Exercise description = Restate the records that follow word for word; no pictures should appear.

========

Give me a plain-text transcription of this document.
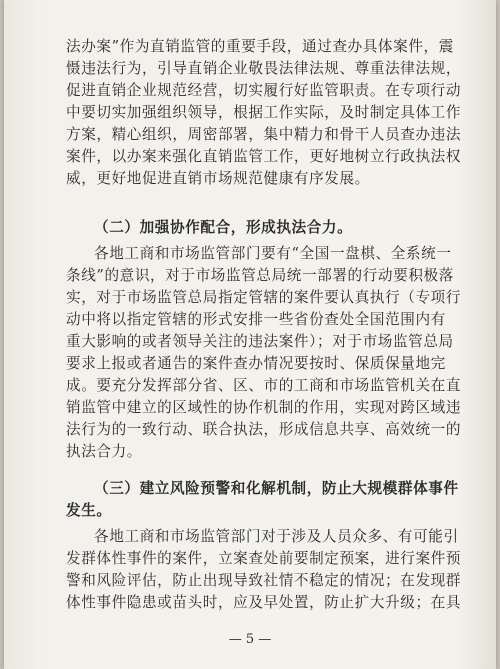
法办案”作为直销监管的重要手段，通过查办具体案件，震
慑违法行为，引导直销企业敬畏法律法规、尊重法律法规，
促进直销企业规范经营，切实履行好监管职责。在专项行动
中要切实加强组织领导，根据工作实际，及时制定具体工作
方案，精心组织，周密部署，集中精力和骨干人员查办违法
案件，以办案来强化直销监管工作，更好地树立行政执法权
威，更好地促进直销市场规范健康有序发展。
（二）加强协作配合，形成执法合力。
各地工商和市场监管部门要有“全国一盘棋、全系统一
条线”的意识，对于市场监管总局统一部署的行动要积极落
实，对于市场监管总局指定管辖的案件要认真执行（专项行
动中将以指定管辖的形式安排一些省份查处全国范围内有
重大影响的或者领导关注的违法案件）；对于市场监管总局
要求上报或者通告的案件查办情况要按时、保质保量地完
成。要充分发挥部分省、区、市的工商和市场监管机关在直
销监管中建立的区域性的协作机制的作用，实现对跨区域违
法行为的一致行动、联合执法，形成信息共享、高效统一的
执法合力。
（三）建立风险预警和化解机制，防止大规模群体事件
发生。
各地工商和市场监管部门对于涉及人员众多、有可能引
发群体性事件的案件，立案查处前要制定预案，进行案件预
警和风险评估，防止出现导致社情不稳定的情况；在发现群
体性事件隐患或苗头时，应及早处置，防止扩大升级；在具
— 5 —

========

Answer for the task =
Give me a plain-text transcription of this document.
法办案”作为直销监管的重要手段，通过查办具体案件，震
慑违法行为，引导直销企业敬畏法律法规、尊重法律法规，
促进直销企业规范经营，切实履行好监管职责。在专项行动
中要切实加强组织领导，根据工作实际，及时制定具体工作
方案，精心组织，周密部署，集中精力和骨干人员查办违法
案件，以办案来强化直销监管工作，更好地树立行政执法权
威，更好地促进直销市场规范健康有序发展。
（二）加强协作配合，形成执法合力。
各地工商和市场监管部门要有“全国一盘棋、全系统一
条线”的意识，对于市场监管总局统一部署的行动要积极落
实，对于市场监管总局指定管辖的案件要认真执行（专项行
动中将以指定管辖的形式安排一些省份查处全国范围内有
重大影响的或者领导关注的违法案件）；对于市场监管总局
要求上报或者通告的案件查办情况要按时、保质保量地完
成。要充分发挥部分省、区、市的工商和市场监管机关在直
销监管中建立的区域性的协作机制的作用，实现对跨区域违
法行为的一致行动、联合执法，形成信息共享、高效统一的
执法合力。
（三）建立风险预警和化解机制，防止大规模群体事件
发生。
各地工商和市场监管部门对于涉及人员众多、有可能引
发群体性事件的案件，立案查处前要制定预案，进行案件预
警和风险评估，防止出现导致社情不稳定的情况；在发现群
体性事件隐患或苗头时，应及早处置，防止扩大升级；在具
— 5 —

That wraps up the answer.